======== PROVIDED DATA

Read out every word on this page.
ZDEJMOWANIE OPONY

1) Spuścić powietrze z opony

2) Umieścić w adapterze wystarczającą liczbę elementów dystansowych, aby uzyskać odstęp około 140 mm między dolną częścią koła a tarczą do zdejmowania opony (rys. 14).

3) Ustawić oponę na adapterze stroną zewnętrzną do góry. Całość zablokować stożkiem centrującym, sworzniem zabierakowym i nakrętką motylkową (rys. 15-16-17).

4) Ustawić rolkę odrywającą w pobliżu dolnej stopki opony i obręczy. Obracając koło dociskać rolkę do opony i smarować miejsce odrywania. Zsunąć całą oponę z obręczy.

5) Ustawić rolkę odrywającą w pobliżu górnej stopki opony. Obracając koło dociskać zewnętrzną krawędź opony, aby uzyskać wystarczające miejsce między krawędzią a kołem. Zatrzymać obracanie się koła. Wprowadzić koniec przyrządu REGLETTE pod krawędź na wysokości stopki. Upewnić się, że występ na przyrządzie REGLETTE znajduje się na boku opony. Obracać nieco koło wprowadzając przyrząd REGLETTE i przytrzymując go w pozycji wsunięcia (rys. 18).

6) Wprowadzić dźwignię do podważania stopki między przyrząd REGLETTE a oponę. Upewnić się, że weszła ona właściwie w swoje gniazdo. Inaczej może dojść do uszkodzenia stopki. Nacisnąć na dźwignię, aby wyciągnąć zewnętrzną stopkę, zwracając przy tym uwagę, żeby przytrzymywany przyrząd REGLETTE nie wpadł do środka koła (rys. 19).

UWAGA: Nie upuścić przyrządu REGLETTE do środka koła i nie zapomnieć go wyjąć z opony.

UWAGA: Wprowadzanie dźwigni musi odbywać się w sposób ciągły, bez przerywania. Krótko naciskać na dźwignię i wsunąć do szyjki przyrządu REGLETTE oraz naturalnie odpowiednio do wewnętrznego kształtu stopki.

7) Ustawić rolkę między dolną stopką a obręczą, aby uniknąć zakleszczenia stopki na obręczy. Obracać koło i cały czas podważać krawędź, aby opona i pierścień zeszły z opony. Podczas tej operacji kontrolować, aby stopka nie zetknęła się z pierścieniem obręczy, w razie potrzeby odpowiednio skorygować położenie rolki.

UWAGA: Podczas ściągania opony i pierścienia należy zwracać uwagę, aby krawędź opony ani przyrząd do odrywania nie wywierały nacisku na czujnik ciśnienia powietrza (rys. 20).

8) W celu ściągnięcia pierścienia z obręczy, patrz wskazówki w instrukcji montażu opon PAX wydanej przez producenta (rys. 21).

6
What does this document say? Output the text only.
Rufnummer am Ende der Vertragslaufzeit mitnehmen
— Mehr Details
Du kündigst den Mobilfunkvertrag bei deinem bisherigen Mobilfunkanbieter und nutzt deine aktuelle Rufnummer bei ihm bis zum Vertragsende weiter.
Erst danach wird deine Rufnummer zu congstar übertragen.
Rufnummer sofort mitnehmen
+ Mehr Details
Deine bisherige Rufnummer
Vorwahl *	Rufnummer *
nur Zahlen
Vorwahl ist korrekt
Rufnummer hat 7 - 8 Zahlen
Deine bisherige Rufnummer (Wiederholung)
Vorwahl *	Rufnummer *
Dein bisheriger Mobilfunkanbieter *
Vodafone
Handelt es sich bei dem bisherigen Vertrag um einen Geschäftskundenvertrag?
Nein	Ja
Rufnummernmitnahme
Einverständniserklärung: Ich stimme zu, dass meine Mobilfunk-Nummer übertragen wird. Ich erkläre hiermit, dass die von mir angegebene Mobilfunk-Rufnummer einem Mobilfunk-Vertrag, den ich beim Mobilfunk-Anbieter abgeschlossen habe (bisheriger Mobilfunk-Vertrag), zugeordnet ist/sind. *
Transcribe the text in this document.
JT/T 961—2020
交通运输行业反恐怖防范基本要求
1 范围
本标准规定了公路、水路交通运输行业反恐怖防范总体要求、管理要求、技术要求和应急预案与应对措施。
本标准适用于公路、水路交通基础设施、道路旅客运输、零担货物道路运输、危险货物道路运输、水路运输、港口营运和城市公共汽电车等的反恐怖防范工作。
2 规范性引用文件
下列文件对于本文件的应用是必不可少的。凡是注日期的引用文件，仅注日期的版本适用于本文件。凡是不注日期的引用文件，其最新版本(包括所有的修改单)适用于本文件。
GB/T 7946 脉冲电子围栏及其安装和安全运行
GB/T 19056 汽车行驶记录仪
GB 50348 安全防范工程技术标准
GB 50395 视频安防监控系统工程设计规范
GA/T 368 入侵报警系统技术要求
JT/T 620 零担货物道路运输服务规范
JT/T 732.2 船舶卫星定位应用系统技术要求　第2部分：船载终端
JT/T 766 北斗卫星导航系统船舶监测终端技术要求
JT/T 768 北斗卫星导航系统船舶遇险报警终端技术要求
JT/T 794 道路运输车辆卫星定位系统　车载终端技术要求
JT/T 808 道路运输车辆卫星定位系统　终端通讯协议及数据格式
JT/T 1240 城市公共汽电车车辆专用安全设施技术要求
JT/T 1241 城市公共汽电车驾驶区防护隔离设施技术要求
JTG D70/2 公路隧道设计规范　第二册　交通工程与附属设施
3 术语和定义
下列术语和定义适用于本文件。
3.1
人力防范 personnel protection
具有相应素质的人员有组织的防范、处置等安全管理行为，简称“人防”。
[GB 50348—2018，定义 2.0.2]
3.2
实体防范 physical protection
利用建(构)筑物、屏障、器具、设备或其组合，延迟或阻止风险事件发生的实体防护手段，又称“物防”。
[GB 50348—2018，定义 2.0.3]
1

================

• **DIRECTIONS**
Pick out every line with the string "dolną" and copy it.

• **THE ANSWER**
2) Umieścić w adapterze wystarczającą liczbę elementów dystansowych, aby uzyskać odstęp około 140 mm między dolną częścią koła a tarczą do zdejmowania opony (rys. 14).
7) Ustawić rolkę między dolną stopką a obręczą, aby uniknąć zakleszczenia stopki na obręczy. Obracać koło i cały czas podważać krawędź, aby opona i pierścień zeszły z opony. Podczas tej operacji kontrolować, aby stopka nie zetknęła się z pierścieniem obręczy, w razie potrzeby odpowiednio skorygować położenie rolki.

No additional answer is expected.